**Task description:**
Look through the data below. Collect every line where the word "Business" occurs.

**Provided data:**
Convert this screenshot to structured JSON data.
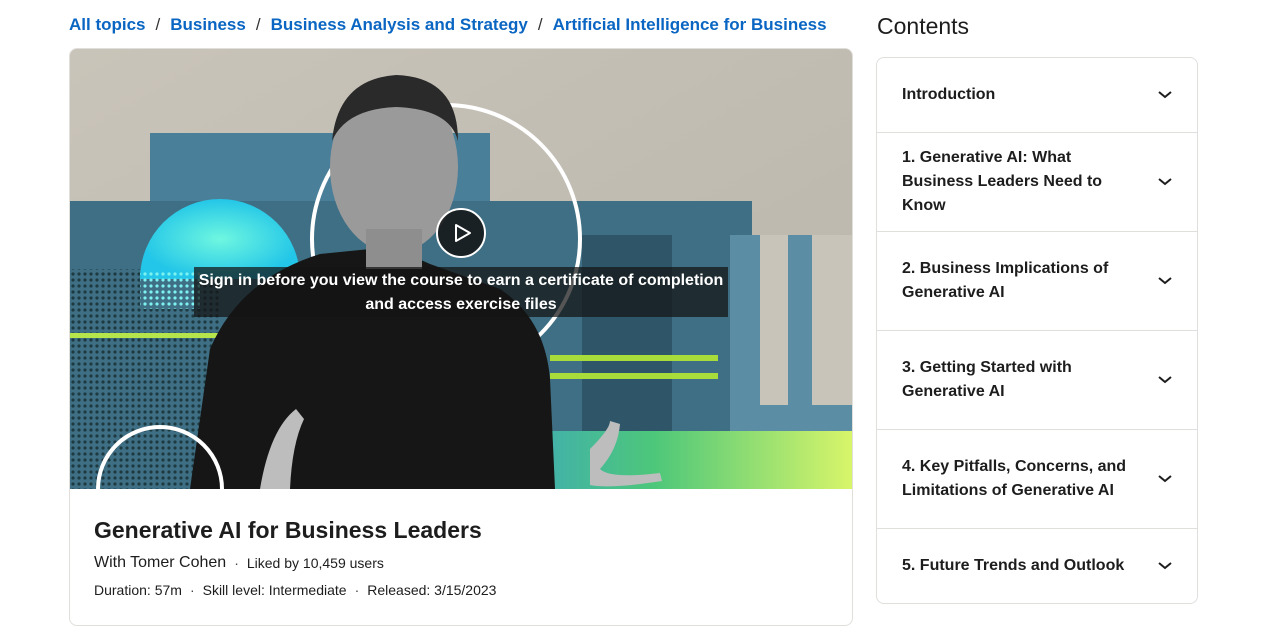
{
  "breadcrumb": {
    "items": [
      "All topics",
      "Business",
      "Business Analysis and Strategy",
      "Artificial Intelligence for Business"
    ],
    "separator": "/"
  },
  "video": {
    "overlay_text_line1": "Sign in before you view the course to earn a certificate of completion",
    "overlay_text_line2": "and access exercise files",
    "play_icon": "play-icon"
  },
  "course": {
    "title": "Generative AI for Business Leaders",
    "instructor": "With Tomer Cohen",
    "likes": "Liked by 10,459 users",
    "duration": "Duration: 57m",
    "skill_level": "Skill level: Intermediate",
    "released": "Released: 3/15/2023",
    "separator": "·"
  },
  "contents": {
    "heading": "Contents",
    "sections": [
      {
        "label": "Introduction"
      },
      {
        "label": "1. Generative AI: What Business Leaders Need to Know"
      },
      {
        "label": "2. Business Implications of Generative AI"
      },
      {
        "label": "3. Getting Started with Generative AI"
      },
      {
        "label": "4. Key Pitfalls, Concerns, and Limitations of Generative AI"
      },
      {
        "label": "5. Future Trends and Outlook"
      }
    ],
    "expand_icon": "chevron-down-icon"
  },
  "colors": {
    "link": "#0a66c2",
    "text": "#1d1d1d",
    "border": "#e0dfdc"
  }
}
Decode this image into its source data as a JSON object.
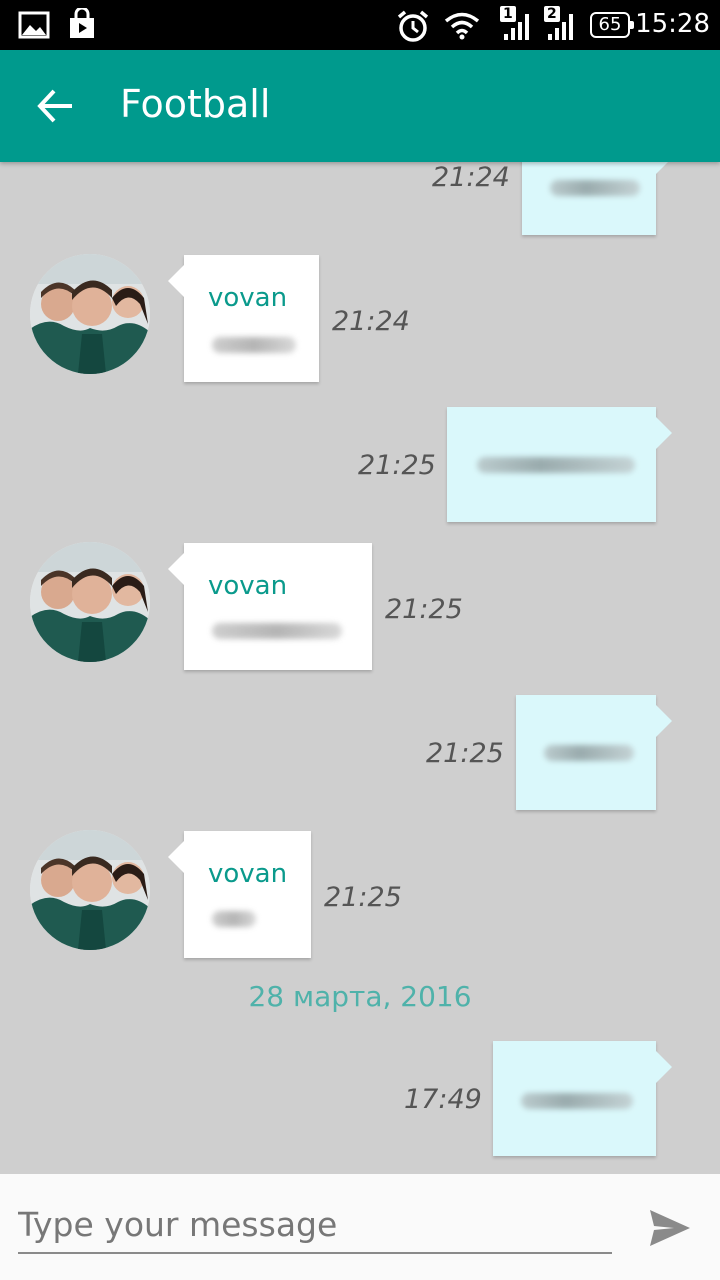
{
  "status_bar": {
    "time": "15:28",
    "battery": "65",
    "sim1": "1",
    "sim2": "2",
    "icons": [
      "image-icon",
      "store-icon",
      "alarm-icon",
      "wifi-icon",
      "signal-icon",
      "battery-icon"
    ]
  },
  "header": {
    "title": "Football",
    "back_icon": "arrow-left-icon",
    "color": "#009a8d"
  },
  "messages": [
    {
      "direction": "out",
      "time": "21:24"
    },
    {
      "direction": "in",
      "sender": "vovan",
      "time": "21:24"
    },
    {
      "direction": "out",
      "time": "21:25"
    },
    {
      "direction": "in",
      "sender": "vovan",
      "time": "21:25"
    },
    {
      "direction": "out",
      "time": "21:25"
    },
    {
      "direction": "in",
      "sender": "vovan",
      "time": "21:25"
    },
    {
      "date_separator": "28 марта, 2016"
    },
    {
      "direction": "out",
      "time": "17:49"
    }
  ],
  "composer": {
    "placeholder": "Type your message",
    "send_icon": "send-icon"
  }
}
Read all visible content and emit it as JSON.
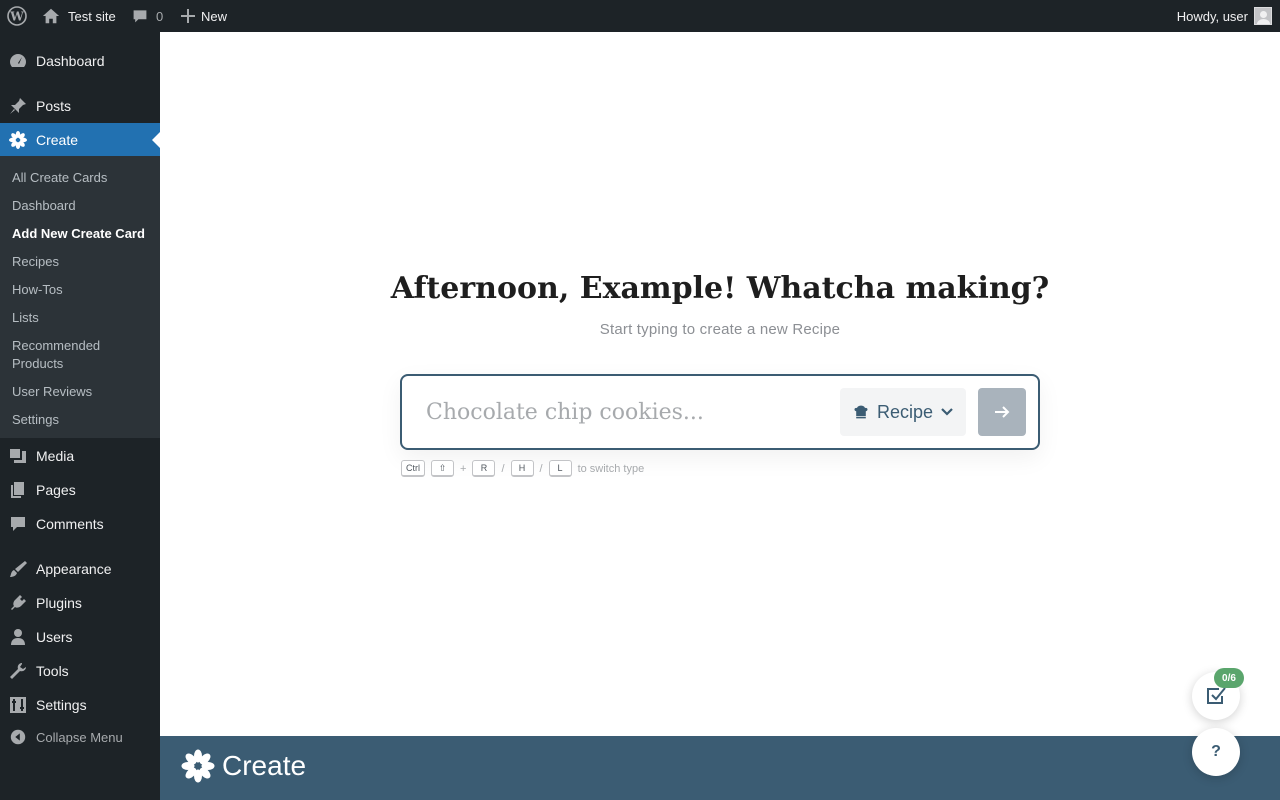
{
  "admin_bar": {
    "site_name": "Test site",
    "comments_count": "0",
    "new_label": "New",
    "howdy": "Howdy, user"
  },
  "sidebar": {
    "menu": [
      {
        "label": "Dashboard",
        "icon": "dashboard-icon"
      },
      {
        "label": "Posts",
        "icon": "pin-icon"
      },
      {
        "label": "Create",
        "icon": "flower-icon",
        "current": true
      },
      {
        "label": "Media",
        "icon": "media-icon"
      },
      {
        "label": "Pages",
        "icon": "pages-icon"
      },
      {
        "label": "Comments",
        "icon": "comment-icon"
      },
      {
        "label": "Appearance",
        "icon": "brush-icon"
      },
      {
        "label": "Plugins",
        "icon": "plug-icon"
      },
      {
        "label": "Users",
        "icon": "user-icon"
      },
      {
        "label": "Tools",
        "icon": "wrench-icon"
      },
      {
        "label": "Settings",
        "icon": "sliders-icon"
      }
    ],
    "submenu": [
      "All Create Cards",
      "Dashboard",
      "Add New Create Card",
      "Recipes",
      "How-Tos",
      "Lists",
      "Recommended Products",
      "User Reviews",
      "Settings"
    ],
    "submenu_active": "Add New Create Card",
    "collapse_label": "Collapse Menu"
  },
  "main": {
    "greeting": "Afternoon, Example! Whatcha making?",
    "subtitle": "Start typing to create a new Recipe",
    "search_placeholder": "Chocolate chip cookies...",
    "type_label": "Recipe",
    "shortcuts": {
      "ctrl": "Ctrl",
      "shift": "⇧",
      "plus": "+",
      "r": "R",
      "h": "H",
      "l": "L",
      "slash": "/",
      "hint": "to switch type"
    }
  },
  "footer": {
    "brand": "Create"
  },
  "floating": {
    "tasks_badge": "0/6",
    "help_label": "?"
  },
  "colors": {
    "admin_dark": "#1d2327",
    "submenu_bg": "#2c3338",
    "current_blue": "#2271b1",
    "brand_navy": "#3b5c73",
    "badge_green": "#5aa56c"
  }
}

**Full output:**
      "Business",
      "Business Analysis and Strategy",
      "Artificial Intelligence for Business"
    "title": "Generative AI for Business Leaders",
        "label": "1. Generative AI: What Business Leaders Need to Know"
        "label": "2. Business Implications of Generative AI"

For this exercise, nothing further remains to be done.